- Task statement
The records that follow must be reproduced in full, exactly as written.

- Records provided
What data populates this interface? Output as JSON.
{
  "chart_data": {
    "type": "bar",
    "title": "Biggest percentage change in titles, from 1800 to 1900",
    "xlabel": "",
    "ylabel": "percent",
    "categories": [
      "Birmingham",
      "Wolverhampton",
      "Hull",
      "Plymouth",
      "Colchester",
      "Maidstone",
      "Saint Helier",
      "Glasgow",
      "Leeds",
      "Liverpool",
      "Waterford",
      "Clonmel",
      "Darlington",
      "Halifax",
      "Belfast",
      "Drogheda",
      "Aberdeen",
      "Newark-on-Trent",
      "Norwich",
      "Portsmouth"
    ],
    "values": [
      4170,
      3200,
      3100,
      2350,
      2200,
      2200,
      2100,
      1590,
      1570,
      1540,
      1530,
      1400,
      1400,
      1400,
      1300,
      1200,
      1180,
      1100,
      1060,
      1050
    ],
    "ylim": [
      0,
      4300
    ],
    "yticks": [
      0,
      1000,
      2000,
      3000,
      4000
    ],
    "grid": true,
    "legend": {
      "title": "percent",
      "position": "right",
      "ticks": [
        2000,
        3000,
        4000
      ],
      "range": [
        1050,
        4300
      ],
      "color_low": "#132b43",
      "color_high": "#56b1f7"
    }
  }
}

- Completed exercise
What data populates this interface? Output as JSON.
{
  "chart_data": {
    "type": "bar",
    "title": "Biggest percentage change in titles, from 1800 to 1900",
    "xlabel": "",
    "ylabel": "percent",
    "categories": [
      "Birmingham",
      "Wolverhampton",
      "Hull",
      "Plymouth",
      "Colchester",
      "Maidstone",
      "Saint Helier",
      "Glasgow",
      "Leeds",
      "Liverpool",
      "Waterford",
      "Clonmel",
      "Darlington",
      "Halifax",
      "Belfast",
      "Drogheda",
      "Aberdeen",
      "Newark-on-Trent",
      "Norwich",
      "Portsmouth"
    ],
    "values": [
      4170,
      3200,
      3100,
      2350,
      2200,
      2200,
      2100,
      1590,
      1570,
      1540,
      1530,
      1400,
      1400,
      1400,
      1300,
      1200,
      1180,
      1100,
      1060,
      1050
    ],
    "ylim": [
      0,
      4300
    ],
    "yticks": [
      0,
      1000,
      2000,
      3000,
      4000
    ],
    "grid": true,
    "legend": {
      "title": "percent",
      "position": "right",
      "ticks": [
        2000,
        3000,
        4000
      ],
      "range": [
        1050,
        4300
      ],
      "color_low": "#132b43",
      "color_high": "#56b1f7"
    }
  }
}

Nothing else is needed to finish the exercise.